[Passage — start]

Public Owners. Public owners live in government-built ownership units without leasing or resale rights. They accounted for 17.7% of Hong Kong’s population in 2006. A large majority of public owners live in Home Ownership Scheme (HOS) units. The HOS units are typically 500-700 square feet and their selling prices are typically discounted by 35% to 50% from market valuations. They are rationed to eligible buyers using a lottery mechanism. Another subset of public owners lives in Tenant Purchase Scheme (TPS) units – formerly PRH units that were offered to existing tenants at a deep discount between 1998 and 2006.
To earn the right to resell or rent out their units, all public owners are required to reimburse the initial discount at current market rates. We classify TPS and HOS owners as private owners rather than public owners after they repay this discount. Given the hefty financial obligation, repayment is rare. As of 2023, the majority of these owners—more than 77% of HOS owners and 98% of TPS owners—have chosen not to reimburse that discount. Most HOS and TPS owners therefore cannot easily lease or resell their units.
Private Owners. Private owners live in units that they can freely sell or lease out. As of 2006, private renters accounted for 35.5% of the population.
Private Renters. Private renters are a small fraction of Hong Kong’s population. These households rent from private-sector owners. As of 2006, private renters accounted for only 10.3% of the population.
Population trends. Between 1997 and 2019, Hong Kong’s population grew slowly but steadily. Immigration from Mainland China was highly restricted, in part to stabilize political sentiments after Hong Kong’s sovereignty was transferred from Britain to China. Population growth averaged 0.6% per year during 1997-2019. It turned negative after 2019 in the wake of political unrest and the Covid-19 pandemic.
2.3 Data
We use data from five waves of the Hong Kong Census/By-Census, covering the years 2001 to 2021. Each wave collects a 5 percent sample of the total population every five years. The Hong Kong census data is the most appropriate resource for our research for two reasons. First, it is the largest micro-level dataset available in Hong Kong, offering comprehensive demographic and income information at both household and individual levels. Second, it includes detailed data on housing tenure types, which allows us to measure income and housing expenditures across different housing tenure groups and assess housing affordability.

[Passage — finish]

List every heading in the passage on Hong Kong housing and census data, in order. Include the run-in headings that open paragraphs.

[Supplied material — start]

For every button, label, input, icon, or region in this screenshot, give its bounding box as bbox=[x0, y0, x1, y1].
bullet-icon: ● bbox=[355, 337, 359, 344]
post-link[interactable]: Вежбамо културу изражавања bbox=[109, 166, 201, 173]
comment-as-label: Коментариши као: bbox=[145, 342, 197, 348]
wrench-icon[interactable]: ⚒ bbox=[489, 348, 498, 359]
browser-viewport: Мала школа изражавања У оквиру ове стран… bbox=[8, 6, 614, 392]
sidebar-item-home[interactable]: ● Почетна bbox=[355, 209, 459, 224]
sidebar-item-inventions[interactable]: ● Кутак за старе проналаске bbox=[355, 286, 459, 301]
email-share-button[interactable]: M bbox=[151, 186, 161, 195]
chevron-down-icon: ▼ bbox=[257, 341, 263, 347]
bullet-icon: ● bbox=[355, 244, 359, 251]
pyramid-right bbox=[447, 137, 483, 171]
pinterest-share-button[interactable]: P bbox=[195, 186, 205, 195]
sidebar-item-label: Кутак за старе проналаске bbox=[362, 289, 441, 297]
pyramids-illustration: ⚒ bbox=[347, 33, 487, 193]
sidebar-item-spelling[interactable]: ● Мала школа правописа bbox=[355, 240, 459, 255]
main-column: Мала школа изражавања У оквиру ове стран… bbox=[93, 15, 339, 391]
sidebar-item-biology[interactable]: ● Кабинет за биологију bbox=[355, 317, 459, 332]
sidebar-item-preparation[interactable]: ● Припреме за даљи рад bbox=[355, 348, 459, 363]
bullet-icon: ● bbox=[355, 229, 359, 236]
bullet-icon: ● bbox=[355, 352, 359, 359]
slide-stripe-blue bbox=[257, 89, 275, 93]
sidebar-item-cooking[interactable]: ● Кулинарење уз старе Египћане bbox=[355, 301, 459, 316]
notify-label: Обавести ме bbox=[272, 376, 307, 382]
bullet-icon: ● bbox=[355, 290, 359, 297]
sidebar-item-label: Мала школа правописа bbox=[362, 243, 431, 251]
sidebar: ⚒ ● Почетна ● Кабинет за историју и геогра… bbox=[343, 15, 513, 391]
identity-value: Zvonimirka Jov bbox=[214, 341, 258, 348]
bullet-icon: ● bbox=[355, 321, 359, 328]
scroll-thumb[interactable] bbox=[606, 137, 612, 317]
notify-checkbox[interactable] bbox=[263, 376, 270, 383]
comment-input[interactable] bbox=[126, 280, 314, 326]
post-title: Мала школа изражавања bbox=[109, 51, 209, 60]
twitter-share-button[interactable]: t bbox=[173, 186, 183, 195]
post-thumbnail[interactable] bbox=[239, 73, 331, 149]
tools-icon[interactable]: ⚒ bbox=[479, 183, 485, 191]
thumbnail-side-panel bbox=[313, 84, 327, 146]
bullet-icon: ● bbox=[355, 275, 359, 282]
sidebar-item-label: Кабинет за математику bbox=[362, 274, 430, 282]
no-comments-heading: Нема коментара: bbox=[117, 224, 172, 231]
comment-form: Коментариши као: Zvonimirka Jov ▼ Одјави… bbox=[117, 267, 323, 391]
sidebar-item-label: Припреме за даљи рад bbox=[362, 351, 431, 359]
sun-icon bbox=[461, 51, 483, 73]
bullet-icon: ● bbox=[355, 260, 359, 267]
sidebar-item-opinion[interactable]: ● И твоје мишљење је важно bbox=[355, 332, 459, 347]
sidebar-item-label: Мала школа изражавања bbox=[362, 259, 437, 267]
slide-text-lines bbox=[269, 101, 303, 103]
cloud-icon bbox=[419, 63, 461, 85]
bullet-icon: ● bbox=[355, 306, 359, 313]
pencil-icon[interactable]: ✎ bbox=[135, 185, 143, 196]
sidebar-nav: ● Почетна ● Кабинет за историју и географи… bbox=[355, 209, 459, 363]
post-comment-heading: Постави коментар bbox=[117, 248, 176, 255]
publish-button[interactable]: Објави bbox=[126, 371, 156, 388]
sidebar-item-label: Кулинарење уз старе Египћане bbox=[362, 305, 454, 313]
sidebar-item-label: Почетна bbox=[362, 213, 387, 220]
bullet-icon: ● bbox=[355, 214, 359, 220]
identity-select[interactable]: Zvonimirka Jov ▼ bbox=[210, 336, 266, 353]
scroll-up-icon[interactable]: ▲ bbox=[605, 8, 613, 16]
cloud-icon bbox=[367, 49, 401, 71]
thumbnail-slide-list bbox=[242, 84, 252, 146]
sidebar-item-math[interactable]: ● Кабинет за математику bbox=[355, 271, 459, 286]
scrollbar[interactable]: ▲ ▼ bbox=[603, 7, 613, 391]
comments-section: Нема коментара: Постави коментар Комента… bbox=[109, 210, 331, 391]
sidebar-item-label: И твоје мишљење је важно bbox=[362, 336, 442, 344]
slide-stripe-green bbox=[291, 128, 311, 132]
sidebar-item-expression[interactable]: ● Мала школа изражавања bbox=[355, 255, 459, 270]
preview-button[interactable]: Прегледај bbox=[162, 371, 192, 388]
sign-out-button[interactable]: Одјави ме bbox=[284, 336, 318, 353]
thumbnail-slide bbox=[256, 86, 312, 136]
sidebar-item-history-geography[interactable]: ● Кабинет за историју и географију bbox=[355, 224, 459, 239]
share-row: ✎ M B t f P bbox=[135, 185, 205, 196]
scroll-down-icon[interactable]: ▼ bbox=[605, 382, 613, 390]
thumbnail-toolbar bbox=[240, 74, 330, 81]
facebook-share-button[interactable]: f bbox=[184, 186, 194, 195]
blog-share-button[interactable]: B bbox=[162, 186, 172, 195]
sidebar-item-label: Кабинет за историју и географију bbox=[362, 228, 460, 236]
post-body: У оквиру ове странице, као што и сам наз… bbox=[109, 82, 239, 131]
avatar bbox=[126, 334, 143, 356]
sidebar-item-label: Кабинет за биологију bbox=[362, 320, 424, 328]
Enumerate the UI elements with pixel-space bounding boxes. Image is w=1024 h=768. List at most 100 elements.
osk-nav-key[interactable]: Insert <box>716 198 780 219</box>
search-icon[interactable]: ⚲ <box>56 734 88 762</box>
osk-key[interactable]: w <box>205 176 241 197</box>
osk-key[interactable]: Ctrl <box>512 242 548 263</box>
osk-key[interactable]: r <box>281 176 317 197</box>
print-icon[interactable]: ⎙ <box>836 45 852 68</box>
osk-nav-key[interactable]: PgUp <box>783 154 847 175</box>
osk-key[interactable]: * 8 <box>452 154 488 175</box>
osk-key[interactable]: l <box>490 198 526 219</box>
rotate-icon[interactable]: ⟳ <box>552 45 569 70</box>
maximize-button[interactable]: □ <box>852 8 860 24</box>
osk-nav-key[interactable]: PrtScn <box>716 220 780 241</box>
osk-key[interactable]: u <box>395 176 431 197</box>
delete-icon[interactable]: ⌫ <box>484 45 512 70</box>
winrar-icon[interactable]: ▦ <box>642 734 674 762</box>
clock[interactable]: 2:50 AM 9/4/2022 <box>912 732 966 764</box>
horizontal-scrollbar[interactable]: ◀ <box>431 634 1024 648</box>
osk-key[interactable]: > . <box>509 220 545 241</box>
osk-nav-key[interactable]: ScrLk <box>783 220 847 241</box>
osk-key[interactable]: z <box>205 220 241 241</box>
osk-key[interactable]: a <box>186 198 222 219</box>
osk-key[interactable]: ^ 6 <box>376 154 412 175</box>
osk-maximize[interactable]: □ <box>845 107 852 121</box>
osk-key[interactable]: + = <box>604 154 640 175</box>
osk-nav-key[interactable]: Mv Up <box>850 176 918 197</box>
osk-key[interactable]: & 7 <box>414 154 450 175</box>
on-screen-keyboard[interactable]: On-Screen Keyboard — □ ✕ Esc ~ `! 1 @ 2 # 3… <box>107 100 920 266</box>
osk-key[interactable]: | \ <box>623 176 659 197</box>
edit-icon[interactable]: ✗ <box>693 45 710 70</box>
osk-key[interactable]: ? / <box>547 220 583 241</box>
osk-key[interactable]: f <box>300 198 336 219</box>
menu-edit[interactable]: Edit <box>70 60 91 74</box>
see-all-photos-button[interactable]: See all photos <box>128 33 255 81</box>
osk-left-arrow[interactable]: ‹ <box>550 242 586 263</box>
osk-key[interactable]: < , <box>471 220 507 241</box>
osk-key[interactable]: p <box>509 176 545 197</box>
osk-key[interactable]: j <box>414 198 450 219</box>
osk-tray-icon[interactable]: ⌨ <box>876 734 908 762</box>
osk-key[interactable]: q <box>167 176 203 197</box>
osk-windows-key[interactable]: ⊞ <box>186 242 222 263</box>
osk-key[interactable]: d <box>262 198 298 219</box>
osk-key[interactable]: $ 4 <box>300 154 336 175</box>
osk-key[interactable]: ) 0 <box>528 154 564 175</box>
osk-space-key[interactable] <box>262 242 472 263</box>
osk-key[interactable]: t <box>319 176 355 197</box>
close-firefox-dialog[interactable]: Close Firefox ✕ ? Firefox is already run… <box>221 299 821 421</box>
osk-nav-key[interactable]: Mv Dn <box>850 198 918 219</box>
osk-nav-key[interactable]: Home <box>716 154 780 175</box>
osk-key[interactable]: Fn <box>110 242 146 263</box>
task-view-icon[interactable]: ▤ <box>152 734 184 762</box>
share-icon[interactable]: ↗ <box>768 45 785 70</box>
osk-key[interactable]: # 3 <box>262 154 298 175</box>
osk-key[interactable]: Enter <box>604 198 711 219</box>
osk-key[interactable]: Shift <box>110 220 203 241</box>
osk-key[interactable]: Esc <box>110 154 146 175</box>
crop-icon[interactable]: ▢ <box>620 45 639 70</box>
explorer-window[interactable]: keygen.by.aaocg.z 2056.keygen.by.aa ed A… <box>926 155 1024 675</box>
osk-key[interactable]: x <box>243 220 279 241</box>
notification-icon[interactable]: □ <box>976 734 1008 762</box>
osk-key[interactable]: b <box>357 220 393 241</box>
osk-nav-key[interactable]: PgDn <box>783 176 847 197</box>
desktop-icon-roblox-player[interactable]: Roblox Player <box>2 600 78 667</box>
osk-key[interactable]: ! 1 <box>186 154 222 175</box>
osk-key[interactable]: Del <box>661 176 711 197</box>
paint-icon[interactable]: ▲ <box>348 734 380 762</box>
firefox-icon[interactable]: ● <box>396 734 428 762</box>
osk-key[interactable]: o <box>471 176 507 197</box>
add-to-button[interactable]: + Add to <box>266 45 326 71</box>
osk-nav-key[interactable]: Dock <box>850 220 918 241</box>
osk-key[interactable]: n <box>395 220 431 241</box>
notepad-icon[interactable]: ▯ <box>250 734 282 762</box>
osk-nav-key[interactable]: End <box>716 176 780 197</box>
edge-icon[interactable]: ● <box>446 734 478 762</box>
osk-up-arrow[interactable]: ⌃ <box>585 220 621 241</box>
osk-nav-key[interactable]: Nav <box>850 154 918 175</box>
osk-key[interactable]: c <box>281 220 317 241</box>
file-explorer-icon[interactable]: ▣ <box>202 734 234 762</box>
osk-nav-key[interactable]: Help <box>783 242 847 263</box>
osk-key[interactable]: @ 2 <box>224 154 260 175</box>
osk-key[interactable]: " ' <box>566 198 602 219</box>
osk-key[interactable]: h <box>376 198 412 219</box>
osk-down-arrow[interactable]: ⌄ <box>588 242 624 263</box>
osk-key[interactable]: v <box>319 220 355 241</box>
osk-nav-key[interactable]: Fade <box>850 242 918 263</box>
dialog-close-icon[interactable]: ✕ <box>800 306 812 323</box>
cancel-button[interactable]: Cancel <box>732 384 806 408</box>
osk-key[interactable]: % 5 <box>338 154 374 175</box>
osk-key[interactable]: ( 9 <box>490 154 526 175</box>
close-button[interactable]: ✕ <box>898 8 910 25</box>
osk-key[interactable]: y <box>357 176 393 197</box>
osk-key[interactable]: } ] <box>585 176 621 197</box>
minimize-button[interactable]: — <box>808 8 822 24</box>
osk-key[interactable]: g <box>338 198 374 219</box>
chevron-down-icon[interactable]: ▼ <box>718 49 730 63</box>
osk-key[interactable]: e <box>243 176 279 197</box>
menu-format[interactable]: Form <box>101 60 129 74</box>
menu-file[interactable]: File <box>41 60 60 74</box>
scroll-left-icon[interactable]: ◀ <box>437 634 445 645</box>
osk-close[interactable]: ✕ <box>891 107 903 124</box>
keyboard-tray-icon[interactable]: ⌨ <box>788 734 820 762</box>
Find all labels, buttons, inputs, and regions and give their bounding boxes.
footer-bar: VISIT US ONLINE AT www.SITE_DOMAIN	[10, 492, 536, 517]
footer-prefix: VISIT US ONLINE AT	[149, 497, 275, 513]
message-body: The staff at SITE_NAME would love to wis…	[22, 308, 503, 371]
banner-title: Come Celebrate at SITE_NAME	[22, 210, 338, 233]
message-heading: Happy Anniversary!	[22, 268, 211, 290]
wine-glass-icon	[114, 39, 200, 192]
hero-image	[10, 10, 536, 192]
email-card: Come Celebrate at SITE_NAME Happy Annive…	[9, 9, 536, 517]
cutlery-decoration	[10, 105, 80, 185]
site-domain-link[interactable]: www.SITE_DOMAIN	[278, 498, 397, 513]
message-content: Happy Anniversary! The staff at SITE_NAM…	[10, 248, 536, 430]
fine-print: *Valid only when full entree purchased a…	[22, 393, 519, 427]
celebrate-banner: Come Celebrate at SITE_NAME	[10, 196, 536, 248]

[Supplied material — finish]

| Written reply |
1. Public Owners
2. Private Owners
3. Private Renters
4. Population trends
5. 2.3 Data